**Stated problem**
Make an exact transcription of the material, leaving out all images.

**Dataset rows**
▬▬▬

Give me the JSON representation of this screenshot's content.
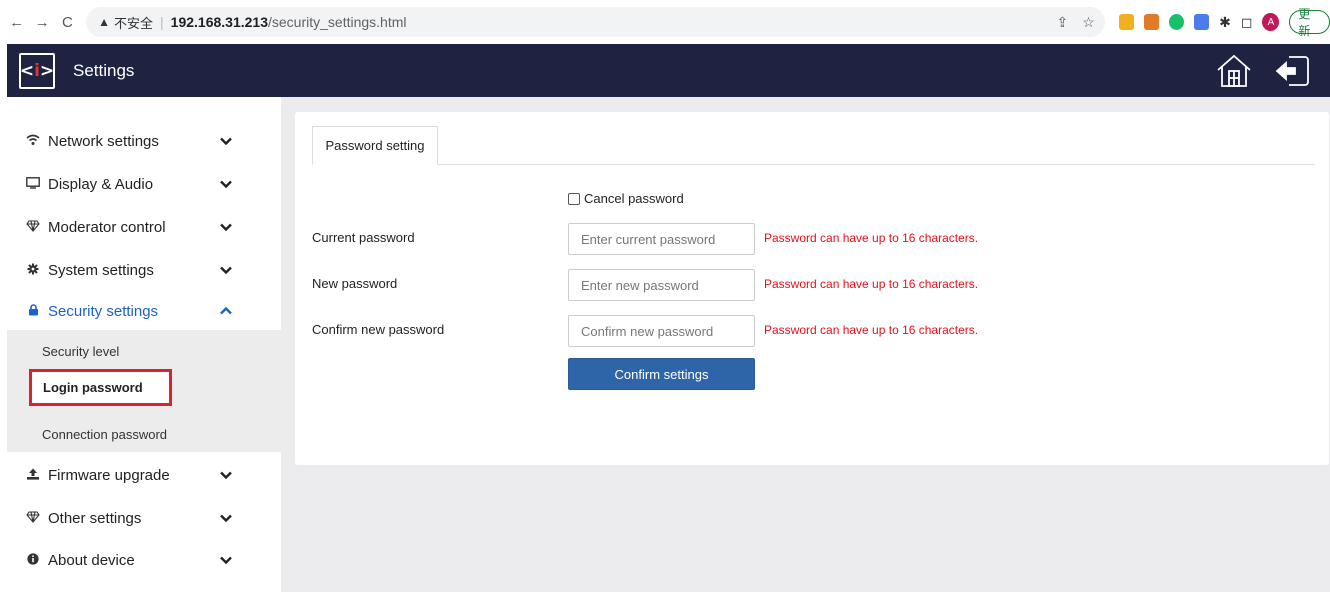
{
  "browser": {
    "back": "←",
    "forward": "→",
    "reload": "C",
    "insecure_label": "不安全",
    "url_host": "192.168.31.213",
    "url_path": "/security_settings.html",
    "update_label": "更新",
    "profile_initial": "A"
  },
  "header": {
    "logo_text_left": "<",
    "logo_text_mid": "i",
    "logo_text_right": ">",
    "title": "Settings"
  },
  "sidebar": {
    "items": [
      {
        "label": "Network settings",
        "icon": "wifi-icon"
      },
      {
        "label": "Display & Audio",
        "icon": "monitor-icon"
      },
      {
        "label": "Moderator control",
        "icon": "diamond-icon"
      },
      {
        "label": "System settings",
        "icon": "gear-icon"
      },
      {
        "label": "Security settings",
        "icon": "lock-icon"
      },
      {
        "label": "Firmware upgrade",
        "icon": "upload-icon"
      },
      {
        "label": "Other settings",
        "icon": "diamond-icon"
      },
      {
        "label": "About device",
        "icon": "info-icon"
      }
    ],
    "security_sub": [
      "Security level",
      "Login password",
      "Connection password"
    ]
  },
  "main": {
    "tab": "Password setting",
    "cancel_password_label": "Cancel password",
    "fields": [
      {
        "label": "Current password",
        "placeholder": "Enter current password",
        "hint": "Password can have up to 16 characters."
      },
      {
        "label": "New password",
        "placeholder": "Enter new password",
        "hint": "Password can have up to 16 characters."
      },
      {
        "label": "Confirm new password",
        "placeholder": "Confirm new password",
        "hint": "Password can have up to 16 characters."
      }
    ],
    "confirm_button": "Confirm settings"
  },
  "colors": {
    "header_bg": "#1d2340",
    "active_blue": "#1c62c4",
    "hint_red": "#e8101a",
    "button_blue": "#2e65a8",
    "highlight_red": "#d7242e"
  }
}
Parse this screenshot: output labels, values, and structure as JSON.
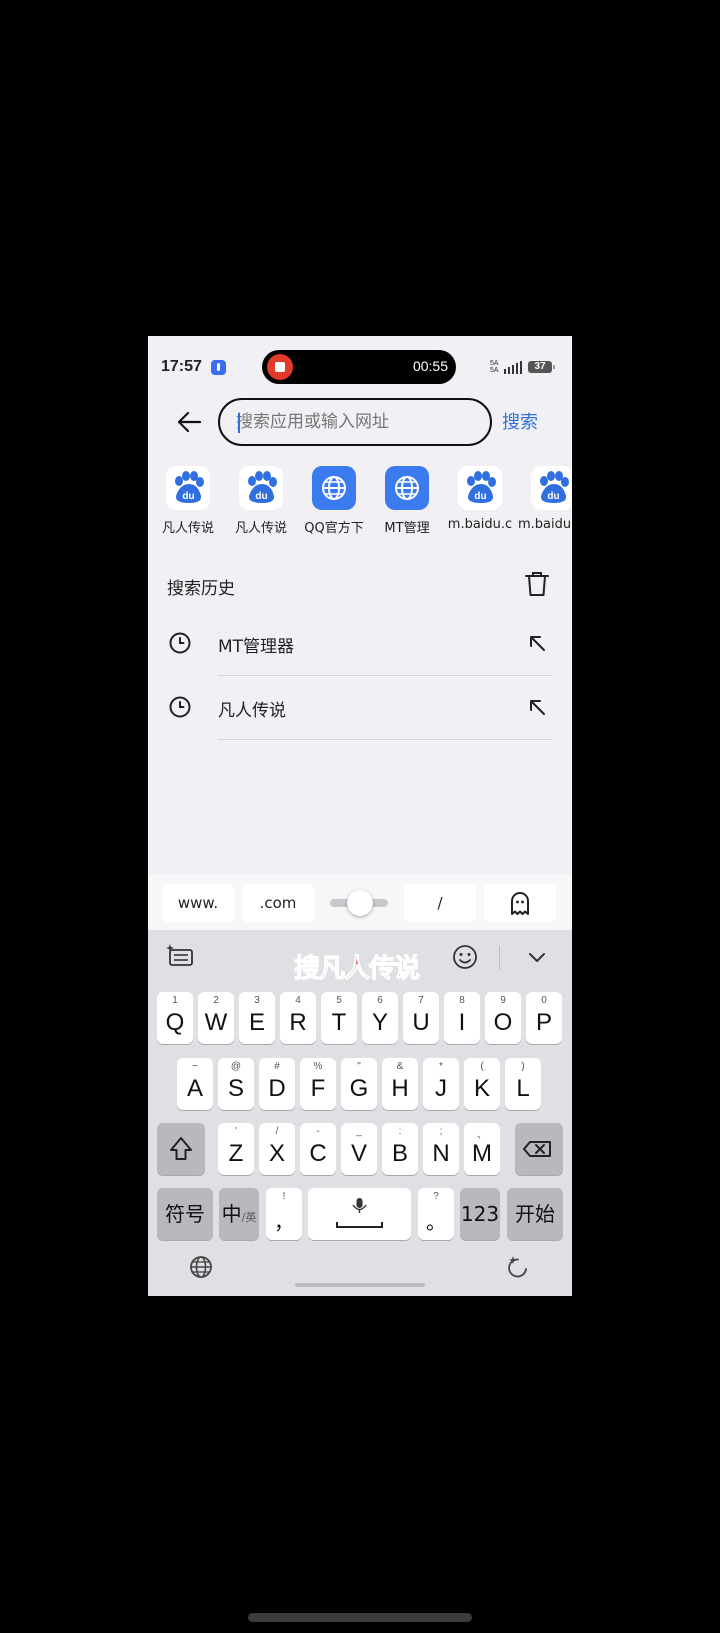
{
  "status": {
    "time": "17:57",
    "recording_time": "00:55",
    "sig1": "5A",
    "sig2": "5A",
    "battery": "37"
  },
  "search": {
    "placeholder": "搜索应用或输入网址",
    "button_label": "搜索"
  },
  "shortcuts": [
    {
      "label": "凡人传说",
      "icon": "baidu-paw-icon"
    },
    {
      "label": "凡人传说",
      "icon": "baidu-paw-icon"
    },
    {
      "label": "QQ官方下",
      "icon": "globe-icon"
    },
    {
      "label": "MT管理",
      "icon": "globe-icon"
    },
    {
      "label": "m.baidu.c",
      "icon": "baidu-paw-icon"
    },
    {
      "label": "m.baidu",
      "icon": "baidu-paw-icon"
    }
  ],
  "history": {
    "title": "搜索历史",
    "items": [
      {
        "text": "MT管理器"
      },
      {
        "text": "凡人传说"
      }
    ]
  },
  "quickbar": {
    "www": "www.",
    "com": ".com",
    "slash": "/"
  },
  "keyboard": {
    "overlay_text": "搜凡人传说",
    "row1": [
      {
        "hint": "1",
        "key": "Q"
      },
      {
        "hint": "2",
        "key": "W"
      },
      {
        "hint": "3",
        "key": "E"
      },
      {
        "hint": "4",
        "key": "R"
      },
      {
        "hint": "5",
        "key": "T"
      },
      {
        "hint": "6",
        "key": "Y"
      },
      {
        "hint": "7",
        "key": "U"
      },
      {
        "hint": "8",
        "key": "I"
      },
      {
        "hint": "9",
        "key": "O"
      },
      {
        "hint": "0",
        "key": "P"
      }
    ],
    "row2": [
      {
        "hint": "~",
        "key": "A"
      },
      {
        "hint": "@",
        "key": "S"
      },
      {
        "hint": "#",
        "key": "D"
      },
      {
        "hint": "%",
        "key": "F"
      },
      {
        "hint": "\"",
        "key": "G"
      },
      {
        "hint": "&",
        "key": "H"
      },
      {
        "hint": "*",
        "key": "J"
      },
      {
        "hint": "(",
        "key": "K"
      },
      {
        "hint": ")",
        "key": "L"
      }
    ],
    "row3": [
      {
        "hint": "'",
        "key": "Z"
      },
      {
        "hint": "/",
        "key": "X"
      },
      {
        "hint": "-",
        "key": "C"
      },
      {
        "hint": "_",
        "key": "V"
      },
      {
        "hint": ":",
        "key": "B"
      },
      {
        "hint": ";",
        "key": "N"
      },
      {
        "hint": "、",
        "key": "M"
      }
    ],
    "symbols": "符号",
    "lang_main": "中",
    "lang_sub": "/英",
    "comma_hint": "!",
    "comma": "，",
    "period_hint": "?",
    "period": "。",
    "num": "123",
    "go": "开始"
  },
  "colors": {
    "accent": "#2f6fdf",
    "overlay": "#e94b5b",
    "record": "#e23b2a"
  }
}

▬▬▬

**Task answer**
Give me the JSON representation of this screenshot's content.
{
  "browser": {
    "back": "←",
    "forward": "→",
    "reload": "C",
    "insecure_label": "不安全",
    "url_host": "192.168.31.213",
    "url_path": "/security_settings.html",
    "update_label": "更新",
    "profile_initial": "A"
  },
  "header": {
    "logo_text_left": "<",
    "logo_text_mid": "i",
    "logo_text_right": ">",
    "title": "Settings"
  },
  "sidebar": {
    "items": [
      {
        "label": "Network settings",
        "icon": "wifi-icon"
      },
      {
        "label": "Display & Audio",
        "icon": "monitor-icon"
      },
      {
        "label": "Moderator control",
        "icon": "diamond-icon"
      },
      {
        "label": "System settings",
        "icon": "gear-icon"
      },
      {
        "label": "Security settings",
        "icon": "lock-icon"
      },
      {
        "label": "Firmware upgrade",
        "icon": "upload-icon"
      },
      {
        "label": "Other settings",
        "icon": "diamond-icon"
      },
      {
        "label": "About device",
        "icon": "info-icon"
      }
    ],
    "security_sub": [
      "Security level",
      "Login password",
      "Connection password"
    ]
  },
  "main": {
    "tab": "Password setting",
    "cancel_password_label": "Cancel password",
    "fields": [
      {
        "label": "Current password",
        "placeholder": "Enter current password",
        "hint": "Password can have up to 16 characters."
      },
      {
        "label": "New password",
        "placeholder": "Enter new password",
        "hint": "Password can have up to 16 characters."
      },
      {
        "label": "Confirm new password",
        "placeholder": "Confirm new password",
        "hint": "Password can have up to 16 characters."
      }
    ],
    "confirm_button": "Confirm settings"
  },
  "colors": {
    "header_bg": "#1d2340",
    "active_blue": "#1c62c4",
    "hint_red": "#e8101a",
    "button_blue": "#2e65a8",
    "highlight_red": "#d7242e"
  }
}
Parse this screenshot: output labels, values, and structure as JSON.
{
  "status": {
    "time": "17:57",
    "recording_time": "00:55",
    "sig1": "5A",
    "sig2": "5A",
    "battery": "37"
  },
  "search": {
    "placeholder": "搜索应用或输入网址",
    "button_label": "搜索"
  },
  "shortcuts": [
    {
      "label": "凡人传说",
      "icon": "baidu-paw-icon"
    },
    {
      "label": "凡人传说",
      "icon": "baidu-paw-icon"
    },
    {
      "label": "QQ官方下",
      "icon": "globe-icon"
    },
    {
      "label": "MT管理",
      "icon": "globe-icon"
    },
    {
      "label": "m.baidu.c",
      "icon": "baidu-paw-icon"
    },
    {
      "label": "m.baidu",
      "icon": "baidu-paw-icon"
    }
  ],
  "history": {
    "title": "搜索历史",
    "items": [
      {
        "text": "MT管理器"
      },
      {
        "text": "凡人传说"
      }
    ]
  },
  "quickbar": {
    "www": "www.",
    "com": ".com",
    "slash": "/"
  },
  "keyboard": {
    "overlay_text": "搜凡人传说",
    "row1": [
      {
        "hint": "1",
        "key": "Q"
      },
      {
        "hint": "2",
        "key": "W"
      },
      {
        "hint": "3",
        "key": "E"
      },
      {
        "hint": "4",
        "key": "R"
      },
      {
        "hint": "5",
        "key": "T"
      },
      {
        "hint": "6",
        "key": "Y"
      },
      {
        "hint": "7",
        "key": "U"
      },
      {
        "hint": "8",
        "key": "I"
      },
      {
        "hint": "9",
        "key": "O"
      },
      {
        "hint": "0",
        "key": "P"
      }
    ],
    "row2": [
      {
        "hint": "~",
        "key": "A"
      },
      {
        "hint": "@",
        "key": "S"
      },
      {
        "hint": "#",
        "key": "D"
      },
      {
        "hint": "%",
        "key": "F"
      },
      {
        "hint": "\"",
        "key": "G"
      },
      {
        "hint": "&",
        "key": "H"
      },
      {
        "hint": "*",
        "key": "J"
      },
      {
        "hint": "(",
        "key": "K"
      },
      {
        "hint": ")",
        "key": "L"
      }
    ],
    "row3": [
      {
        "hint": "'",
        "key": "Z"
      },
      {
        "hint": "/",
        "key": "X"
      },
      {
        "hint": "-",
        "key": "C"
      },
      {
        "hint": "_",
        "key": "V"
      },
      {
        "hint": ":",
        "key": "B"
      },
      {
        "hint": ";",
        "key": "N"
      },
      {
        "hint": "、",
        "key": "M"
      }
    ],
    "symbols": "符号",
    "lang_main": "中",
    "lang_sub": "/英",
    "comma_hint": "!",
    "comma": "，",
    "period_hint": "?",
    "period": "。",
    "num": "123",
    "go": "开始"
  },
  "colors": {
    "accent": "#2f6fdf",
    "overlay": "#e94b5b",
    "record": "#e23b2a"
  }
}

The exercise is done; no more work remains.